--- START OF Material shown ---

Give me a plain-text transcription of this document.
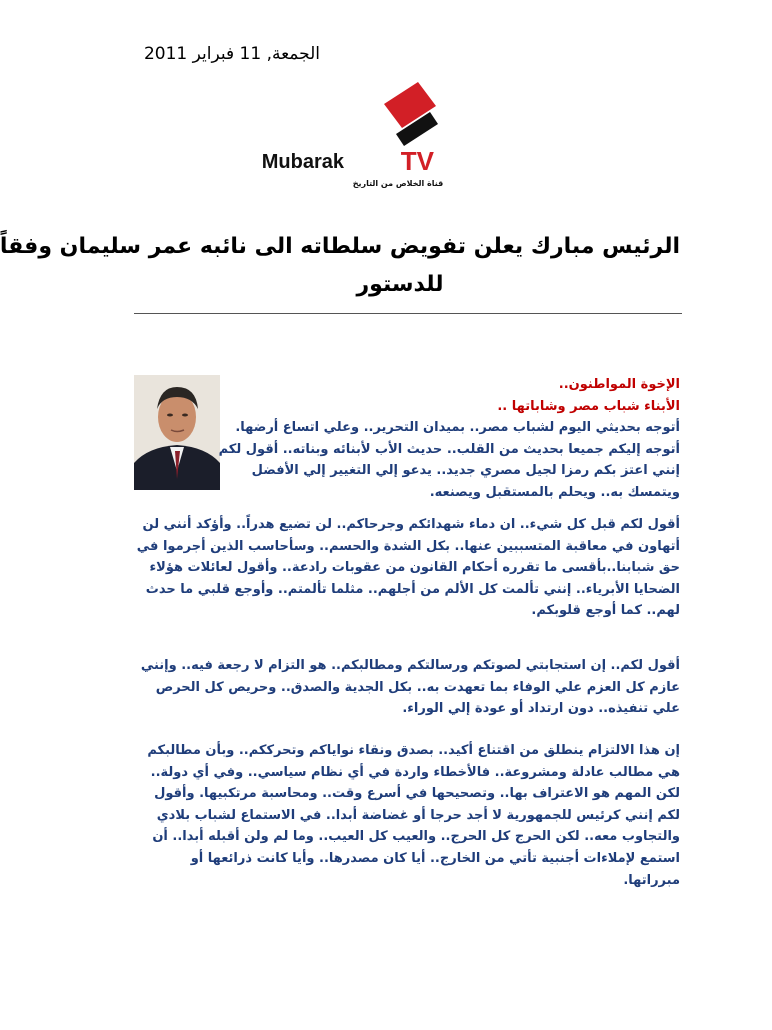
الجمعة, 11 فبراير 2011
Mubarak TV
قناة الخلاص من التاريخ
الرئيس مبارك يعلن تفويض سلطاته الى نائبه عمر سليمان وفقاً
للدستور
الإخوة المواطنون..
الأبناء شباب مصر وشاباتها ..
أتوجه بحديثي اليوم لشباب مصر.. بميدان التحرير.. وعلي اتساع أرضها.
أتوجه إليكم جميعا بحديث من القلب.. حديث الأب لأبنائه وبناته.. أقول لكم
إنني اعتز بكم رمزا لجيل مصري جديد.. يدعو إلي التغيير إلي الأفضل
ويتمسك به.. ويحلم بالمستقبل ويصنعه.
أقول لكم قبل كل شيء.. ان دماء شهدائكم وجرحاكم.. لن تضيع هدراً.. وأؤكد أنني لن
أتهاون في معاقبة المتسببين عنها.. بكل الشدة والحسم.. وسأحاسب الذين أجرموا في
حق شبابنا..بأقسى ما تقرره أحكام القانون من عقوبات رادعة.. وأقول لعائلات هؤلاء
الضحايا الأبرياء.. إنني تألمت كل الألم من أجلهم.. مثلما تألمتم.. وأوجع قلبي ما حدث
لهم.. كما أوجع قلوبكم.
أقول لكم.. إن استجابتي لصوتكم ورسالتكم ومطالبكم.. هو التزام لا رجعة فيه.. وإنني
عازم كل العزم علي الوفاء بما تعهدت به.. بكل الجدية والصدق.. وحريص كل الحرص
علي تنفيذه.. دون ارتداد أو عودة إلي الوراء.
إن هذا الالتزام ينطلق من اقتناع أكيد.. بصدق ونقاء نواياكم وتحرككم.. وبأن مطالبكم
هي مطالب عادلة ومشروعة.. فالأخطاء واردة في أي نظام سياسي.. وفي أي دولة..
لكن المهم هو الاعتراف بها.. وتصحيحها في أسرع وقت.. ومحاسبة مرتكبيها. وأقول
لكم إنني كرئيس للجمهورية لا أجد حرجا أو غضاضة أبدا.. في الاستماع لشباب بلادي
والتجاوب معه.. لكن الحرج كل الحرج.. والعيب كل العيب.. وما لم ولن أقبله أبدا.. أن
استمع لإملاءات أجنبية تأتي من الخارج.. أيا كان مصدرها.. وأيا كانت ذرائعها أو
مبرراتها.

--- END OF Material shown ---

# Exercise task:
Scan the listing above. Gather each line that contains the word "أتوجه".

# Output of the exercise:
أتوجه بحديثي اليوم لشباب مصر.. بميدان التحرير.. وعلي اتساع أرضها.
أتوجه إليكم جميعا بحديث من القلب.. حديث الأب لأبنائه وبناته.. أقول لكم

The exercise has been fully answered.